BEGIN Recorded data

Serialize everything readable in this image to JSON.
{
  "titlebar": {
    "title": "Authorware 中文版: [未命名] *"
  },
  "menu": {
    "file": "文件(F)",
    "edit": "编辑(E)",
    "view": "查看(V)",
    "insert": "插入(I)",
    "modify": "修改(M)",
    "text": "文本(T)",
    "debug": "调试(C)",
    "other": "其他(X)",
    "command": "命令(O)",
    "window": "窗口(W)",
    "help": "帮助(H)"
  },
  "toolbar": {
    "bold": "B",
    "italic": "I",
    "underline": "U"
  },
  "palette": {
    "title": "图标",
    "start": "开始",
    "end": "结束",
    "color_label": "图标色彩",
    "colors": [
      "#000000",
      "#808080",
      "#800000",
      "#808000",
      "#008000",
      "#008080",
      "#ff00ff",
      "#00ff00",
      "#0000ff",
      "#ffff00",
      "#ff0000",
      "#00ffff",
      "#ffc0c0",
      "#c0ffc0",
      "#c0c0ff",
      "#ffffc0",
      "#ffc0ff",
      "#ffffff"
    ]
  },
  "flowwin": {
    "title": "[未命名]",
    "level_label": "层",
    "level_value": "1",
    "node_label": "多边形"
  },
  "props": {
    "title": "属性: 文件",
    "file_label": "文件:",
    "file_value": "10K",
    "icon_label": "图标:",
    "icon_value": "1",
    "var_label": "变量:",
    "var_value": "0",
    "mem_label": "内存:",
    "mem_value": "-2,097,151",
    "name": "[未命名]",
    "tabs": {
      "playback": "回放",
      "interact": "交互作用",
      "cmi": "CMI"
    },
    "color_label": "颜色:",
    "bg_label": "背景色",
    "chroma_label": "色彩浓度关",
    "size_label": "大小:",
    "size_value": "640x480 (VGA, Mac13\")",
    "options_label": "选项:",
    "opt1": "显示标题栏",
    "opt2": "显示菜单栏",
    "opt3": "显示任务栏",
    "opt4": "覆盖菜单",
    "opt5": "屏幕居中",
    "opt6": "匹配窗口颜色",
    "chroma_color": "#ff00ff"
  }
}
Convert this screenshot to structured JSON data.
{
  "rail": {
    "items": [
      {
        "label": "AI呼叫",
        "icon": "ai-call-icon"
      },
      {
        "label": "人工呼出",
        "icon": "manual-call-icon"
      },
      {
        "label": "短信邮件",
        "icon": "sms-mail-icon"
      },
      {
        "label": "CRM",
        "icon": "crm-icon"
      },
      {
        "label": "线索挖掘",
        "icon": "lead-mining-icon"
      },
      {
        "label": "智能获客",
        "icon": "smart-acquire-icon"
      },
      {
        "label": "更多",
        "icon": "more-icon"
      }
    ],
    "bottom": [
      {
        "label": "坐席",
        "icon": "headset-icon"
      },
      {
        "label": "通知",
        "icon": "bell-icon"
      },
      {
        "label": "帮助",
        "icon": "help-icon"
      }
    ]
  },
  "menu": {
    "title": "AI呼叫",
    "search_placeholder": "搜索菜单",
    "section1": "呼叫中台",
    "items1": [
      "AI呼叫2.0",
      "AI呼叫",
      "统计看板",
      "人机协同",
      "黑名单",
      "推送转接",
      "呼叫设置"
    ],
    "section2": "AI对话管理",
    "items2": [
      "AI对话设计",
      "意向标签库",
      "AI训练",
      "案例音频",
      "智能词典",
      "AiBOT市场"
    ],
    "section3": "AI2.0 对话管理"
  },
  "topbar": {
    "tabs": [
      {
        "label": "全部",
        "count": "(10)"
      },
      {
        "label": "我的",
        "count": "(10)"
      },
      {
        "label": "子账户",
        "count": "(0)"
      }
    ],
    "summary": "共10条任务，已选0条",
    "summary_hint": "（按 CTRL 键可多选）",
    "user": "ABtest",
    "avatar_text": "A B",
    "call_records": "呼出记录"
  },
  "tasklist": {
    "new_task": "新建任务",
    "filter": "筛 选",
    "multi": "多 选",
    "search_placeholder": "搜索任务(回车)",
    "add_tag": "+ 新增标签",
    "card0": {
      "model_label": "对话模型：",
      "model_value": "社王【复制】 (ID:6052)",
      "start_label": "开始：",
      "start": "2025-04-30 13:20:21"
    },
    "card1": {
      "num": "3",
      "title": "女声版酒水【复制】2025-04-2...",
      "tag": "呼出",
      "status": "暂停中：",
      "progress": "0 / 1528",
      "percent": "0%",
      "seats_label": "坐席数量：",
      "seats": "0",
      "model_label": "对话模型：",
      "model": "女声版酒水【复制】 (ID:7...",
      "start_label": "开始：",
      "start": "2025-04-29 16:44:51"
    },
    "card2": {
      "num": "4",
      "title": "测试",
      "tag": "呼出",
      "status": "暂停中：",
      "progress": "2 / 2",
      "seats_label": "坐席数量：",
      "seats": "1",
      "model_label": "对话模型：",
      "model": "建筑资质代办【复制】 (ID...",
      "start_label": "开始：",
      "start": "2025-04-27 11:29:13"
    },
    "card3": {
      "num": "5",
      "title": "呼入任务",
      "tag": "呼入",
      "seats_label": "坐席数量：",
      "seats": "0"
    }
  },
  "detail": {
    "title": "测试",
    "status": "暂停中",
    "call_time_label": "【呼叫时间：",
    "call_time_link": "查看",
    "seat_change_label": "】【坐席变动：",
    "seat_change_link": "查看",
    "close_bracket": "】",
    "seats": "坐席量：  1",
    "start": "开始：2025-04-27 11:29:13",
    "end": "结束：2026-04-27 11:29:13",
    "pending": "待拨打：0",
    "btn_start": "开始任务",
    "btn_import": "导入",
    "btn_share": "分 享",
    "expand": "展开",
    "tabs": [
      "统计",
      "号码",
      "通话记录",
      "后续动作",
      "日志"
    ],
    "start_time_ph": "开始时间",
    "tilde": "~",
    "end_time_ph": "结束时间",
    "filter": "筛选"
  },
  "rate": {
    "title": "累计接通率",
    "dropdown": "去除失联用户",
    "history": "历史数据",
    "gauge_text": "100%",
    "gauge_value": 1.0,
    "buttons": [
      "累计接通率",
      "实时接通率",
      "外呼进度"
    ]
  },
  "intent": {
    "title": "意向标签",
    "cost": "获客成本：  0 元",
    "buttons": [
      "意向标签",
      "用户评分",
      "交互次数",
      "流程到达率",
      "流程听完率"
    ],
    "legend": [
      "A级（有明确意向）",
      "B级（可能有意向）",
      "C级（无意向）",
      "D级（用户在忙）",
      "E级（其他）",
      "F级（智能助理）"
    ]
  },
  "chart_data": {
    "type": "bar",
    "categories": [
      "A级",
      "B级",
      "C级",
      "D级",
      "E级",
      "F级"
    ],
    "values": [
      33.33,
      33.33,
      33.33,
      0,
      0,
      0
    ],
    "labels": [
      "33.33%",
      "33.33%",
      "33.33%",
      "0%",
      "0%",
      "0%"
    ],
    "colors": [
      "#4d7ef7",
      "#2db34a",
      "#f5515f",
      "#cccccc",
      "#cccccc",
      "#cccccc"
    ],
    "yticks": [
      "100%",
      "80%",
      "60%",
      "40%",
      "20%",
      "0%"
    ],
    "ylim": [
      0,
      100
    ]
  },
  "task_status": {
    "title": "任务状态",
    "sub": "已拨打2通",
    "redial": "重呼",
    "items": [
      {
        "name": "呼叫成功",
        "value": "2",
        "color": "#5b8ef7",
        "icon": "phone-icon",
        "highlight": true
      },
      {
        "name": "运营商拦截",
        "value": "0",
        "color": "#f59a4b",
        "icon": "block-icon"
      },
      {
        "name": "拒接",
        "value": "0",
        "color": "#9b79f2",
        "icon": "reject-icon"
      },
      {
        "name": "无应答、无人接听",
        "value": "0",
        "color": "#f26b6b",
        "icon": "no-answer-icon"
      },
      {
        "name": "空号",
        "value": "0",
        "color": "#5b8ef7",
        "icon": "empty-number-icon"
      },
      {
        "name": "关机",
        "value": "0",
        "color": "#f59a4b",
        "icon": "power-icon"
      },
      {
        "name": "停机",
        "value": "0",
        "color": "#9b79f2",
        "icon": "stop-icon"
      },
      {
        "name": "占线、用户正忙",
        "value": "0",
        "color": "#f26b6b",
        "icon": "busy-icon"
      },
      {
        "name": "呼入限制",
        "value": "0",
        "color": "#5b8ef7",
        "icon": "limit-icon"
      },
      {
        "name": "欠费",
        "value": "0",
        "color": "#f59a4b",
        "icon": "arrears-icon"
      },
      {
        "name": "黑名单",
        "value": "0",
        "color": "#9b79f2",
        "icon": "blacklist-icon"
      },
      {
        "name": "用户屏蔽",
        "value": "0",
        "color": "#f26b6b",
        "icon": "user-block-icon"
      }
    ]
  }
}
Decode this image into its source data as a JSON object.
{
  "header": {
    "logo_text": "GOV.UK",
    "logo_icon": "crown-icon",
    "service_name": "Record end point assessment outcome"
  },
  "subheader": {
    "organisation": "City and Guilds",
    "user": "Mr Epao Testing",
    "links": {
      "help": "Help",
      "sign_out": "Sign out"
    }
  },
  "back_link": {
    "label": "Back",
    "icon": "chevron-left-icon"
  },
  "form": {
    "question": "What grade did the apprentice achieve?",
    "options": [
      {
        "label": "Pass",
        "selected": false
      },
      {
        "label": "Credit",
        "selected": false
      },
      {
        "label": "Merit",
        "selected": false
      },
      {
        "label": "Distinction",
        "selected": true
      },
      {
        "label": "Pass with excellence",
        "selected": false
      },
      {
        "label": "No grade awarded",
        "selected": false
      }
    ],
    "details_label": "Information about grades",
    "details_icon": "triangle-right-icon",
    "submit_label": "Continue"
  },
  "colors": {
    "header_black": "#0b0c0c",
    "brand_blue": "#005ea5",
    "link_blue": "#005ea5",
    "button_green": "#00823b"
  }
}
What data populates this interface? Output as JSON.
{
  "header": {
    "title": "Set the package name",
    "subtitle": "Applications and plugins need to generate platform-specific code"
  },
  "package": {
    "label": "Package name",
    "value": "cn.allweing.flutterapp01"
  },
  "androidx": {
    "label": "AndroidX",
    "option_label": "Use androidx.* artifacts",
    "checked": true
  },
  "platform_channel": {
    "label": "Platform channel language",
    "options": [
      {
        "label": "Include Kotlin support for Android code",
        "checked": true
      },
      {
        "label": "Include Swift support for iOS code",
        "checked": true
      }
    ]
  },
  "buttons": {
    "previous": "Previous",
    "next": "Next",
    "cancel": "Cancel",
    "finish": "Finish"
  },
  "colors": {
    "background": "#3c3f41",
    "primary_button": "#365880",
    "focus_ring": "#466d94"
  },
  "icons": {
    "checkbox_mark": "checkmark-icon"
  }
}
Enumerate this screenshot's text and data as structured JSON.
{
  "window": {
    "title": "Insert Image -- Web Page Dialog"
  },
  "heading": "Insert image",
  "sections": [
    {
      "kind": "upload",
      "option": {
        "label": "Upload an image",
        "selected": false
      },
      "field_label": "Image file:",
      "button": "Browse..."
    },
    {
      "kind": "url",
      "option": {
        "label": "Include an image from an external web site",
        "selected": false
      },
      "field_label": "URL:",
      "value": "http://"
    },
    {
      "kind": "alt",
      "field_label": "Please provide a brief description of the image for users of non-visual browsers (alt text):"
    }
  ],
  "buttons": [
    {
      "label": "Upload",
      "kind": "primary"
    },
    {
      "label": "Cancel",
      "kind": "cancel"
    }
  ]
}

END Recorded data

*Work to complete:*
Go through the records and gather the lines that hold "Include".

*Final answer:*
        "label": "Include Kotlin support for Android code",
        "label": "Include Swift support for iOS code",
        "label": "Include an image from an external web site",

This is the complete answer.